* _Instruction_
Copy the data word for word, keeping every line.

* _Dataset records_
[start]
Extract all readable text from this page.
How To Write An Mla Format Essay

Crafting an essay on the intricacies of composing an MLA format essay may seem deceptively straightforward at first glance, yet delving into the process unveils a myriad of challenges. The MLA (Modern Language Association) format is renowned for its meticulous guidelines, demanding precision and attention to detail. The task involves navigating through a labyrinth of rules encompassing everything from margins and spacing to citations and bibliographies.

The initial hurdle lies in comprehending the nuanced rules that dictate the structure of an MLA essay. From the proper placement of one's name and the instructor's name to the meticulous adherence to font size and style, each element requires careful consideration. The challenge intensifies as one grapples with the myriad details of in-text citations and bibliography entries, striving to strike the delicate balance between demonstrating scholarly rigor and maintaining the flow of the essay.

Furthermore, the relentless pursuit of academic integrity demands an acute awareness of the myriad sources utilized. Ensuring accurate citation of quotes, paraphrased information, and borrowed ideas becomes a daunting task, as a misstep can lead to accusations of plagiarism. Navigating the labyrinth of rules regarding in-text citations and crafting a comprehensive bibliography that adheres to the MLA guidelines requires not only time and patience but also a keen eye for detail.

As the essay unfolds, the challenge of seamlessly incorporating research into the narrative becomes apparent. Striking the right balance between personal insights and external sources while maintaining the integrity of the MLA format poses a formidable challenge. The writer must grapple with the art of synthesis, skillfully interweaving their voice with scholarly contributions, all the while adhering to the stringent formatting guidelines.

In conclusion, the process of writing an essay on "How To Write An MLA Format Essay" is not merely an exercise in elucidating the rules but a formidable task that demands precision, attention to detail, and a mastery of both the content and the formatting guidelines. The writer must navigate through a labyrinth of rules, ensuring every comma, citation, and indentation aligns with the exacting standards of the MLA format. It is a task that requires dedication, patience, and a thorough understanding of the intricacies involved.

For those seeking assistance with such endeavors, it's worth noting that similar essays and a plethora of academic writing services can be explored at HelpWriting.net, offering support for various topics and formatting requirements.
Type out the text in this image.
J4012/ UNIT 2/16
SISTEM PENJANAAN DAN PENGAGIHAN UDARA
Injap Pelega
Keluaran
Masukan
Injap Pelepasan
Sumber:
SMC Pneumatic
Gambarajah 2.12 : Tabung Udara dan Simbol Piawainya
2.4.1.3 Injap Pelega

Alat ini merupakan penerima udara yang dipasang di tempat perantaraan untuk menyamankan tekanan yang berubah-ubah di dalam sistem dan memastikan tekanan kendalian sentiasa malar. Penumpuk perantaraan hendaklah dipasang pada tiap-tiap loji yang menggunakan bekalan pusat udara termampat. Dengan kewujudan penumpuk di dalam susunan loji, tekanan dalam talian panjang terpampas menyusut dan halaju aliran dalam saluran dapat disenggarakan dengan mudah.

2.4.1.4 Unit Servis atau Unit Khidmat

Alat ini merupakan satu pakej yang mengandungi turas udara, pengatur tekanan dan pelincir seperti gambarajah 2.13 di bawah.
[end]
* _Reply_
Extract all readable text from this page.
How To Write An Mla Format Essay

Crafting an essay on the intricacies of composing an MLA format essay may seem deceptively straightforward at first glance, yet delving into the process unveils a myriad of challenges. The MLA (Modern Language Association) format is renowned for its meticulous guidelines, demanding precision and attention to detail. The task involves navigating through a labyrinth of rules encompassing everything from margins and spacing to citations and bibliographies.

The initial hurdle lies in comprehending the nuanced rules that dictate the structure of an MLA essay. From the proper placement of one's name and the instructor's name to the meticulous adherence to font size and style, each element requires careful consideration. The challenge intensifies as one grapples with the myriad details of in-text citations and bibliography entries, striving to strike the delicate balance between demonstrating scholarly rigor and maintaining the flow of the essay.

Furthermore, the relentless pursuit of academic integrity demands an acute awareness of the myriad sources utilized. Ensuring accurate citation of quotes, paraphrased information, and borrowed ideas becomes a daunting task, as a misstep can lead to accusations of plagiarism. Navigating the labyrinth of rules regarding in-text citations and crafting a comprehensive bibliography that adheres to the MLA guidelines requires not only time and patience but also a keen eye for detail.

As the essay unfolds, the challenge of seamlessly incorporating research into the narrative becomes apparent. Striking the right balance between personal insights and external sources while maintaining the integrity of the MLA format poses a formidable challenge. The writer must grapple with the art of synthesis, skillfully interweaving their voice with scholarly contributions, all the while adhering to the stringent formatting guidelines.

In conclusion, the process of writing an essay on "How To Write An MLA Format Essay" is not merely an exercise in elucidating the rules but a formidable task that demands precision, attention to detail, and a mastery of both the content and the formatting guidelines. The writer must navigate through a labyrinth of rules, ensuring every comma, citation, and indentation aligns with the exacting standards of the MLA format. It is a task that requires dedication, patience, and a thorough understanding of the intricacies involved.

For those seeking assistance with such endeavors, it's worth noting that similar essays and a plethora of academic writing services can be explored at HelpWriting.net, offering support for various topics and formatting requirements.
Type out the text in this image.
J4012/ UNIT 2/16
SISTEM PENJANAAN DAN PENGAGIHAN UDARA
Injap Pelega
Keluaran
Masukan
Injap Pelepasan
Sumber:
SMC Pneumatic
Gambarajah 2.12 : Tabung Udara dan Simbol Piawainya
2.4.1.3 Injap Pelega

Alat ini merupakan penerima udara yang dipasang di tempat perantaraan untuk menyamankan tekanan yang berubah-ubah di dalam sistem dan memastikan tekanan kendalian sentiasa malar. Penumpuk perantaraan hendaklah dipasang pada tiap-tiap loji yang menggunakan bekalan pusat udara termampat. Dengan kewujudan penumpuk di dalam susunan loji, tekanan dalam talian panjang terpampas menyusut dan halaju aliran dalam saluran dapat disenggarakan dengan mudah.

2.4.1.4 Unit Servis atau Unit Khidmat

Alat ini merupakan satu pakej yang mengandungi turas udara, pengatur tekanan dan pelincir seperti gambarajah 2.13 di bawah.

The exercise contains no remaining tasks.